◆ Items ◆
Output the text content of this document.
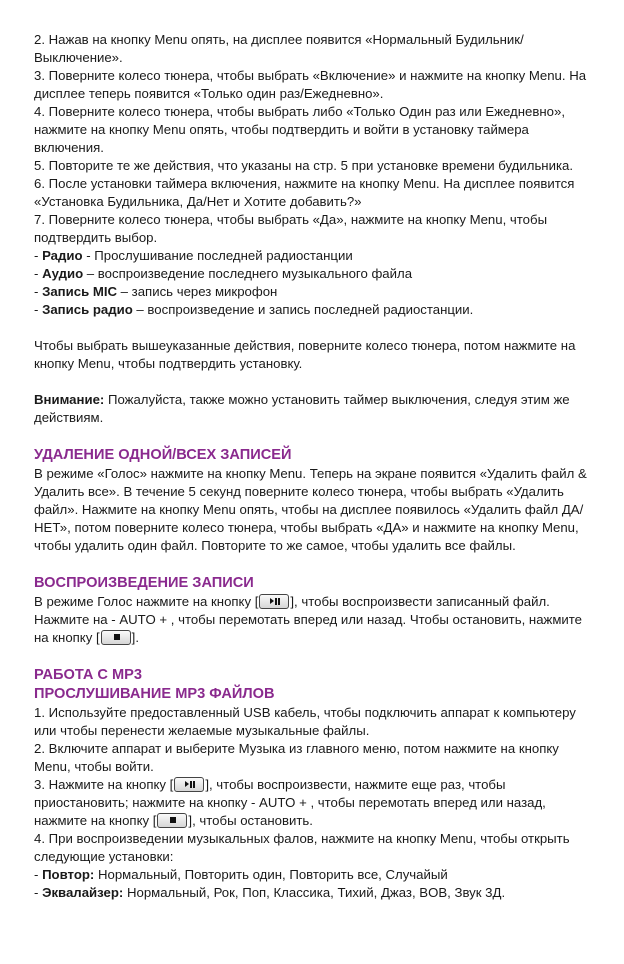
2. Нажав на кнопку Menu опять, на дисплее появится «Нормальный Будильник/ Выключение».

3. Поверните колесо тюнера, чтобы выбрать «Включение» и нажмите на кнопку Menu. На дисплее теперь появится «Только один раз/Ежедневно».

4. Поверните колесо тюнера, чтобы выбрать либо «Только Один раз или Ежедневно», нажмите на кнопку Menu опять, чтобы подтвердить и войти в установку таймера включения.

5. Повторите те же действия, что указаны на стр. 5 при установке времени будильника.

6. После установки таймера включения, нажмите на кнопку Menu. На дисплее появится «Установка Будильника, Да/Нет и Хотите добавить?»

7. Поверните колесо тюнера, чтобы выбрать «Да», нажмите на кнопку Menu, чтобы подтвердить выбор.

- Радио - Прослушивание последней радиостанции

- Аудио – воспроизведение последнего музыкального файла

- Запись MIC – запись через микрофон

- Запись радио – воспроизведение и запись последней радиостанции.

Чтобы выбрать вышеуказанные действия, поверните колесо тюнера, потом нажмите на кнопку Menu, чтобы подтвердить установку.

Внимание: Пожалуйста, также можно установить таймер выключения, следуя этим же действиям.

УДАЛЕНИЕ ОДНОЙ/ВСЕХ ЗАПИСЕЙ

В режиме «Голос» нажмите на кнопку Menu. Теперь на экране появится «Удалить файл & Удалить все». В течение 5 секунд поверните колесо тюнера, чтобы выбрать «Удалить файл». Нажмите на кнопку Menu опять, чтобы на дисплее появилось «Удалить файл ДА/НЕТ», потом поверните колесо тюнера, чтобы выбрать «ДА» и нажмите на кнопку Menu, чтобы удалить один файл. Повторите то же самое, чтобы удалить все файлы.

ВОСПРОИЗВЕДЕНИЕ ЗАПИСИ

В режиме Голос нажмите на кнопку [ ], чтобы воспроизвести записанный файл. Нажмите на - AUTO + , чтобы перемотать вперед или назад. Чтобы остановить, нажмите на кнопку [ ].

РАБОТА С MP3
ПРОСЛУШИВАНИЕ MP3 ФАЙЛОВ

1. Используйте предоставленный USB кабель, чтобы подключить аппарат к компьютеру или чтобы перенести желаемые музыкальные файлы.

2. Включите аппарат и выберите Музыка из главного меню, потом нажмите на кнопку Menu, чтобы войти.

3. Нажмите на кнопку [ ], чтобы воспроизвести, нажмите еще раз, чтобы приостановить; нажмите на кнопку - AUTO + , чтобы перемотать вперед или назад, нажмите на кнопку [ ], чтобы остановить.

4. При воспроизведении музыкальных фалов, нажмите на кнопку Menu, чтобы открыть следующие установки:

- Повтор: Нормальный, Повторить один, Повторить все, Случайый

- Эквалайзер: Нормальный, Рок, Поп, Классика, Тихий, Джаз, BOB, Звук 3Д.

◆ What the exercise asks ◆
Write out each line of the data exactly; the images should be left out.

◆ Result of this task ◆
Output the text content of this document.
2. Нажав на кнопку Menu опять, на дисплее появится «Нормальный Будильник/ Выключение».

3. Поверните колесо тюнера, чтобы выбрать «Включение» и нажмите на кнопку Menu. На дисплее теперь появится «Только один раз/Ежедневно».

4. Поверните колесо тюнера, чтобы выбрать либо «Только Один раз или Ежедневно», нажмите на кнопку Menu опять, чтобы подтвердить и войти в установку таймера включения.

5. Повторите те же действия, что указаны на стр. 5 при установке времени будильника.

6. После установки таймера включения, нажмите на кнопку Menu. На дисплее появится «Установка Будильника, Да/Нет и Хотите добавить?»

7. Поверните колесо тюнера, чтобы выбрать «Да», нажмите на кнопку Menu, чтобы подтвердить выбор.

- Радио - Прослушивание последней радиостанции

- Аудио – воспроизведение последнего музыкального файла

- Запись MIC – запись через микрофон

- Запись радио – воспроизведение и запись последней радиостанции.

Чтобы выбрать вышеуказанные действия, поверните колесо тюнера, потом нажмите на кнопку Menu, чтобы подтвердить установку.

Внимание: Пожалуйста, также можно установить таймер выключения, следуя этим же действиям.

УДАЛЕНИЕ ОДНОЙ/ВСЕХ ЗАПИСЕЙ

В режиме «Голос» нажмите на кнопку Menu. Теперь на экране появится «Удалить файл & Удалить все». В течение 5 секунд поверните колесо тюнера, чтобы выбрать «Удалить файл». Нажмите на кнопку Menu опять, чтобы на дисплее появилось «Удалить файл ДА/НЕТ», потом поверните колесо тюнера, чтобы выбрать «ДА» и нажмите на кнопку Menu, чтобы удалить один файл. Повторите то же самое, чтобы удалить все файлы.

ВОСПРОИЗВЕДЕНИЕ ЗАПИСИ

В режиме Голос нажмите на кнопку [ ], чтобы воспроизвести записанный файл. Нажмите на - AUTO + , чтобы перемотать вперед или назад. Чтобы остановить, нажмите на кнопку [ ].

РАБОТА С MP3
ПРОСЛУШИВАНИЕ MP3 ФАЙЛОВ

1. Используйте предоставленный USB кабель, чтобы подключить аппарат к компьютеру или чтобы перенести желаемые музыкальные файлы.

2. Включите аппарат и выберите Музыка из главного меню, потом нажмите на кнопку Menu, чтобы войти.

3. Нажмите на кнопку [ ], чтобы воспроизвести, нажмите еще раз, чтобы приостановить; нажмите на кнопку - AUTO + , чтобы перемотать вперед или назад, нажмите на кнопку [ ], чтобы остановить.

4. При воспроизведении музыкальных фалов, нажмите на кнопку Menu, чтобы открыть следующие установки:

- Повтор: Нормальный, Повторить один, Повторить все, Случайый

- Эквалайзер: Нормальный, Рок, Поп, Классика, Тихий, Джаз, BOB, Звук 3Д.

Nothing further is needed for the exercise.